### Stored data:

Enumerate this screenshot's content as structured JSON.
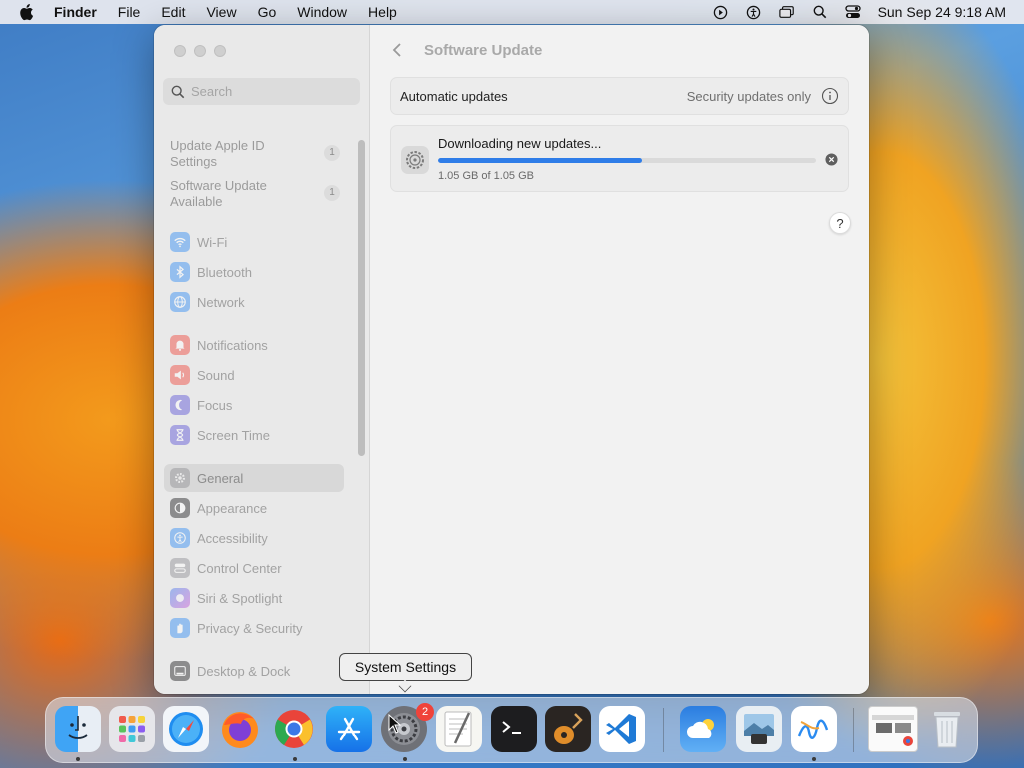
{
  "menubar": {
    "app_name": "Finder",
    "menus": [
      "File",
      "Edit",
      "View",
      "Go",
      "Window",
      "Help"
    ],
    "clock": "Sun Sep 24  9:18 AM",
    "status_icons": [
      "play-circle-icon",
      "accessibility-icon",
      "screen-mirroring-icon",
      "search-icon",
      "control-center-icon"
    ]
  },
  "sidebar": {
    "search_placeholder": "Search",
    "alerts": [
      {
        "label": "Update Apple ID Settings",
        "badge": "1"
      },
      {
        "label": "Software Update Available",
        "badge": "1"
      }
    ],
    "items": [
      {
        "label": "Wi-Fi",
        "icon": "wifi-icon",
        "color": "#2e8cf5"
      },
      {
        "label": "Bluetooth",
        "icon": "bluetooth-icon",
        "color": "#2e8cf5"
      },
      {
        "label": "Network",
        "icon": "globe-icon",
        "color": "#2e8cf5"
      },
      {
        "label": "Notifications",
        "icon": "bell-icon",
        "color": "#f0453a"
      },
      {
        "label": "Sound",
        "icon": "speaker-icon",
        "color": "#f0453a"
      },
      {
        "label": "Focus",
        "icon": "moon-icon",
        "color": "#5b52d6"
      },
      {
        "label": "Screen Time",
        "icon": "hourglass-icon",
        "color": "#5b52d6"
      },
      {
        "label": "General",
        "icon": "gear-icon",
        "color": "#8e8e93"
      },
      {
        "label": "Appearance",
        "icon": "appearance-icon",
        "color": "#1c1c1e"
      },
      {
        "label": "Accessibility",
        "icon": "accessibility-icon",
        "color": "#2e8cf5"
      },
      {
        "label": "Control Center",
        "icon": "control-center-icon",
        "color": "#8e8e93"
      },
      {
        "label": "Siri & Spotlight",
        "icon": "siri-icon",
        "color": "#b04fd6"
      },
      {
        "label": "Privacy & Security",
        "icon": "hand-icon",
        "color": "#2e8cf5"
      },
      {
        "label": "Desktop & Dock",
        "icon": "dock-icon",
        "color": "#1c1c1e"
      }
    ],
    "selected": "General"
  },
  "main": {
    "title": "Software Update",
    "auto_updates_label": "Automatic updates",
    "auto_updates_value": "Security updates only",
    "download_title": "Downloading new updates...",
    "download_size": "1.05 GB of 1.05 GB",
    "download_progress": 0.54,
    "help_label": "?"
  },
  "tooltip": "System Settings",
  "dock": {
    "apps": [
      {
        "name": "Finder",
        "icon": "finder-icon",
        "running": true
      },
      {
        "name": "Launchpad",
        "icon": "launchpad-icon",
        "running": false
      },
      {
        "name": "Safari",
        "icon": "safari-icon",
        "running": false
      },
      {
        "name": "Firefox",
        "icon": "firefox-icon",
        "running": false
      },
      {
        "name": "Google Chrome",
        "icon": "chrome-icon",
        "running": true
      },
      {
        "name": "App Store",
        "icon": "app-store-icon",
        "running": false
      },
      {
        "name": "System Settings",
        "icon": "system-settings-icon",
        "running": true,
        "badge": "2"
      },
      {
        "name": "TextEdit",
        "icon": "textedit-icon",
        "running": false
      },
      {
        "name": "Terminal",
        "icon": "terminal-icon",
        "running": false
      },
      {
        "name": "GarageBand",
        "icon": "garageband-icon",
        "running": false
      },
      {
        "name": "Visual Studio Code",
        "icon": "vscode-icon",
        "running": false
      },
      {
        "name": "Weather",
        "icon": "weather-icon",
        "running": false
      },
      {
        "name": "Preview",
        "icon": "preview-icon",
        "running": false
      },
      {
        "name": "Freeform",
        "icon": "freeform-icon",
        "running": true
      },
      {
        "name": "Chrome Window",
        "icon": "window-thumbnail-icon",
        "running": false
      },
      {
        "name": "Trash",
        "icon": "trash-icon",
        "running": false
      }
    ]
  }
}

### Work to complete:
Of the lines above, copy each that contains "Software".

### Finished exercise:
        "label": "Software Update Available",
    "title": "Software Update",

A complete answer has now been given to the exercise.